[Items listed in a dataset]
=-=-=-=-=
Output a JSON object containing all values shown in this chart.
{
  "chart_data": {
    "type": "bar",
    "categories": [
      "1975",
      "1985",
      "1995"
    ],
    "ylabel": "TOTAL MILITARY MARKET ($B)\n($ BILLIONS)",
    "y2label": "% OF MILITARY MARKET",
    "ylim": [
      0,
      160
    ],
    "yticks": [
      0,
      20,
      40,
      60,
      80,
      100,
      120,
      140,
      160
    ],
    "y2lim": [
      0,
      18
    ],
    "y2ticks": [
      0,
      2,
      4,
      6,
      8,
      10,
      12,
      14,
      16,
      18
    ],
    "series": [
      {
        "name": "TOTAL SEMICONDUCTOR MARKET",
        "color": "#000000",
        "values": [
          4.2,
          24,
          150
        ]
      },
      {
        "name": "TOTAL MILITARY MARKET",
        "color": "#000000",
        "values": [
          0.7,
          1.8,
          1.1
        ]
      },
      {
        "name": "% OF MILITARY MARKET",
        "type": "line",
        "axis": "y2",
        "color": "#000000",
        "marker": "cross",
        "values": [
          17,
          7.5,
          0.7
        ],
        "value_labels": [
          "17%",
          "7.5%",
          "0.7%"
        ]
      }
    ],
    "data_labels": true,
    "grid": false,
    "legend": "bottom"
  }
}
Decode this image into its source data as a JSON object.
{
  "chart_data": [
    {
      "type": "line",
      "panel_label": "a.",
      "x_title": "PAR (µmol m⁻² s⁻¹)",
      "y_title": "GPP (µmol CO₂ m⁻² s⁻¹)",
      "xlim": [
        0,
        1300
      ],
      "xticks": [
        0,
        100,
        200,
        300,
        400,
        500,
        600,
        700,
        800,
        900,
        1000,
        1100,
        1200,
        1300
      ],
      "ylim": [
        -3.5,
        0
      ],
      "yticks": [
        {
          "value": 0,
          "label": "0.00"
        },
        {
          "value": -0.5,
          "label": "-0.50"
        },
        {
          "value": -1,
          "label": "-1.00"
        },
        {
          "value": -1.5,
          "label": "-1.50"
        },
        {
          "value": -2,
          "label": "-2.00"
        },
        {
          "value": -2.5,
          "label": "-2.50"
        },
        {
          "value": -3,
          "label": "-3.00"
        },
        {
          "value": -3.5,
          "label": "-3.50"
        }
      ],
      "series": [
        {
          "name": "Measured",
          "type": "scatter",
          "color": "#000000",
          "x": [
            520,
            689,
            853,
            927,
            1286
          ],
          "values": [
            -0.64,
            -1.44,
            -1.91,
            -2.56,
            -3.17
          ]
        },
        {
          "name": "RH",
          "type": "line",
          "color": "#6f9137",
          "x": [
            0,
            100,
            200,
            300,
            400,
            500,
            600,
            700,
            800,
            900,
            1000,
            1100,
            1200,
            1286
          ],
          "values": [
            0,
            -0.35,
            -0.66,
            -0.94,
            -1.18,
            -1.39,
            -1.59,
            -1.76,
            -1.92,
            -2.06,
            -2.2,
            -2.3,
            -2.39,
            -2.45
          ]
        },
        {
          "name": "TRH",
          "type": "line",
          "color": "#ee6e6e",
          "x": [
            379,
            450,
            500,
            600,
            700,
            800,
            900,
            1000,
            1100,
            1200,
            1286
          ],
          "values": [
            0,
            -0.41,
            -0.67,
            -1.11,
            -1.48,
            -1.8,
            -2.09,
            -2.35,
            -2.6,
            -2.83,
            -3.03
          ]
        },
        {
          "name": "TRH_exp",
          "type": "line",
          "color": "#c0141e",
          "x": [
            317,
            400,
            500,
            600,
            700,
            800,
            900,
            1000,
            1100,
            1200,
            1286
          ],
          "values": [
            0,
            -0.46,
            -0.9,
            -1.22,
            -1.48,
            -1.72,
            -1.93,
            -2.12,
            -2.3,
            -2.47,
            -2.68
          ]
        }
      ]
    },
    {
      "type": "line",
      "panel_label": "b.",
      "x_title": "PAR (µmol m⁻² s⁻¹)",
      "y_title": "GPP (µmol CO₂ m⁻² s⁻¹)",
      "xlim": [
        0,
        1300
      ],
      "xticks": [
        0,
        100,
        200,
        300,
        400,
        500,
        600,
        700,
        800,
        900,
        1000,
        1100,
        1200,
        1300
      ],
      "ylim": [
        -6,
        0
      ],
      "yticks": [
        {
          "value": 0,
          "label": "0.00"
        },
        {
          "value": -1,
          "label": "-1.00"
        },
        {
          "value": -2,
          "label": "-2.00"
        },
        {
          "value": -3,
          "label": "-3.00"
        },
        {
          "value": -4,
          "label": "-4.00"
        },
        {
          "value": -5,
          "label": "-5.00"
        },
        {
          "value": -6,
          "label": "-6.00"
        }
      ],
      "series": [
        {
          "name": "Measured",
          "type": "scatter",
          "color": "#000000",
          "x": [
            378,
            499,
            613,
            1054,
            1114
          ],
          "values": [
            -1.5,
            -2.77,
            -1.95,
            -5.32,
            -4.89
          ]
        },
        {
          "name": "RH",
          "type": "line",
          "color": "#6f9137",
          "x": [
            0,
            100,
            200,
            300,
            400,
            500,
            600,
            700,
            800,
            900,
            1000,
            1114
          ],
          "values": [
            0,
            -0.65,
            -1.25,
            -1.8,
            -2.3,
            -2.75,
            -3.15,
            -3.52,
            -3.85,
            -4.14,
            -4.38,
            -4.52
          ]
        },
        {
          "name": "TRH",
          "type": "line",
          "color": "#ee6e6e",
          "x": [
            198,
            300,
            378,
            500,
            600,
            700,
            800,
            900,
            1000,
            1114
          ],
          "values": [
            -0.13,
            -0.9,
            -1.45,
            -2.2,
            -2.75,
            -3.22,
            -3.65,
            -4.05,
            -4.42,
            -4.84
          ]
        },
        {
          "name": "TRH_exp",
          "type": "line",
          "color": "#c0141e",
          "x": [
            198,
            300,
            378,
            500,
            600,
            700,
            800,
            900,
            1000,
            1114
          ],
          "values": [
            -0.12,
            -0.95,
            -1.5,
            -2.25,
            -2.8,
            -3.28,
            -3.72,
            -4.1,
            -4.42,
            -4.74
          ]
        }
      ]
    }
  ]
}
=-=-=-=-=
Aim: Return the entries above exactly, each one complete.

Exercise output:
Output a JSON object containing all values shown in this chart.
{
  "chart_data": {
    "type": "bar",
    "categories": [
      "1975",
      "1985",
      "1995"
    ],
    "ylabel": "TOTAL MILITARY MARKET ($B)\n($ BILLIONS)",
    "y2label": "% OF MILITARY MARKET",
    "ylim": [
      0,
      160
    ],
    "yticks": [
      0,
      20,
      40,
      60,
      80,
      100,
      120,
      140,
      160
    ],
    "y2lim": [
      0,
      18
    ],
    "y2ticks": [
      0,
      2,
      4,
      6,
      8,
      10,
      12,
      14,
      16,
      18
    ],
    "series": [
      {
        "name": "TOTAL SEMICONDUCTOR MARKET",
        "color": "#000000",
        "values": [
          4.2,
          24,
          150
        ]
      },
      {
        "name": "TOTAL MILITARY MARKET",
        "color": "#000000",
        "values": [
          0.7,
          1.8,
          1.1
        ]
      },
      {
        "name": "% OF MILITARY MARKET",
        "type": "line",
        "axis": "y2",
        "color": "#000000",
        "marker": "cross",
        "values": [
          17,
          7.5,
          0.7
        ],
        "value_labels": [
          "17%",
          "7.5%",
          "0.7%"
        ]
      }
    ],
    "data_labels": true,
    "grid": false,
    "legend": "bottom"
  }
}
Decode this image into its source data as a JSON object.
{
  "chart_data": [
    {
      "type": "line",
      "panel_label": "a.",
      "x_title": "PAR (µmol m⁻² s⁻¹)",
      "y_title": "GPP (µmol CO₂ m⁻² s⁻¹)",
      "xlim": [
        0,
        1300
      ],
      "xticks": [
        0,
        100,
        200,
        300,
        400,
        500,
        600,
        700,
        800,
        900,
        1000,
        1100,
        1200,
        1300
      ],
      "ylim": [
        -3.5,
        0
      ],
      "yticks": [
        {
          "value": 0,
          "label": "0.00"
        },
        {
          "value": -0.5,
          "label": "-0.50"
        },
        {
          "value": -1,
          "label": "-1.00"
        },
        {
          "value": -1.5,
          "label": "-1.50"
        },
        {
          "value": -2,
          "label": "-2.00"
        },
        {
          "value": -2.5,
          "label": "-2.50"
        },
        {
          "value": -3,
          "label": "-3.00"
        },
        {
          "value": -3.5,
          "label": "-3.50"
        }
      ],
      "series": [
        {
          "name": "Measured",
          "type": "scatter",
          "color": "#000000",
          "x": [
            520,
            689,
            853,
            927,
            1286
          ],
          "values": [
            -0.64,
            -1.44,
            -1.91,
            -2.56,
            -3.17
          ]
        },
        {
          "name": "RH",
          "type": "line",
          "color": "#6f9137",
          "x": [
            0,
            100,
            200,
            300,
            400,
            500,
            600,
            700,
            800,
            900,
            1000,
            1100,
            1200,
            1286
          ],
          "values": [
            0,
            -0.35,
            -0.66,
            -0.94,
            -1.18,
            -1.39,
            -1.59,
            -1.76,
            -1.92,
            -2.06,
            -2.2,
            -2.3,
            -2.39,
            -2.45
          ]
        },
        {
          "name": "TRH",
          "type": "line",
          "color": "#ee6e6e",
          "x": [
            379,
            450,
            500,
            600,
            700,
            800,
            900,
            1000,
            1100,
            1200,
            1286
          ],
          "values": [
            0,
            -0.41,
            -0.67,
            -1.11,
            -1.48,
            -1.8,
            -2.09,
            -2.35,
            -2.6,
            -2.83,
            -3.03
          ]
        },
        {
          "name": "TRH_exp",
          "type": "line",
          "color": "#c0141e",
          "x": [
            317,
            400,
            500,
            600,
            700,
            800,
            900,
            1000,
            1100,
            1200,
            1286
          ],
          "values": [
            0,
            -0.46,
            -0.9,
            -1.22,
            -1.48,
            -1.72,
            -1.93,
            -2.12,
            -2.3,
            -2.47,
            -2.68
          ]
        }
      ]
    },
    {
      "type": "line",
      "panel_label": "b.",
      "x_title": "PAR (µmol m⁻² s⁻¹)",
      "y_title": "GPP (µmol CO₂ m⁻² s⁻¹)",
      "xlim": [
        0,
        1300
      ],
      "xticks": [
        0,
        100,
        200,
        300,
        400,
        500,
        600,
        700,
        800,
        900,
        1000,
        1100,
        1200,
        1300
      ],
      "ylim": [
        -6,
        0
      ],
      "yticks": [
        {
          "value": 0,
          "label": "0.00"
        },
        {
          "value": -1,
          "label": "-1.00"
        },
        {
          "value": -2,
          "label": "-2.00"
        },
        {
          "value": -3,
          "label": "-3.00"
        },
        {
          "value": -4,
          "label": "-4.00"
        },
        {
          "value": -5,
          "label": "-5.00"
        },
        {
          "value": -6,
          "label": "-6.00"
        }
      ],
      "series": [
        {
          "name": "Measured",
          "type": "scatter",
          "color": "#000000",
          "x": [
            378,
            499,
            613,
            1054,
            1114
          ],
          "values": [
            -1.5,
            -2.77,
            -1.95,
            -5.32,
            -4.89
          ]
        },
        {
          "name": "RH",
          "type": "line",
          "color": "#6f9137",
          "x": [
            0,
            100,
            200,
            300,
            400,
            500,
            600,
            700,
            800,
            900,
            1000,
            1114
          ],
          "values": [
            0,
            -0.65,
            -1.25,
            -1.8,
            -2.3,
            -2.75,
            -3.15,
            -3.52,
            -3.85,
            -4.14,
            -4.38,
            -4.52
          ]
        },
        {
          "name": "TRH",
          "type": "line",
          "color": "#ee6e6e",
          "x": [
            198,
            300,
            378,
            500,
            600,
            700,
            800,
            900,
            1000,
            1114
          ],
          "values": [
            -0.13,
            -0.9,
            -1.45,
            -2.2,
            -2.75,
            -3.22,
            -3.65,
            -4.05,
            -4.42,
            -4.84
          ]
        },
        {
          "name": "TRH_exp",
          "type": "line",
          "color": "#c0141e",
          "x": [
            198,
            300,
            378,
            500,
            600,
            700,
            800,
            900,
            1000,
            1114
          ],
          "values": [
            -0.12,
            -0.95,
            -1.5,
            -2.25,
            -2.8,
            -3.28,
            -3.72,
            -4.1,
            -4.42,
            -4.74
          ]
        }
      ]
    }
  ]
}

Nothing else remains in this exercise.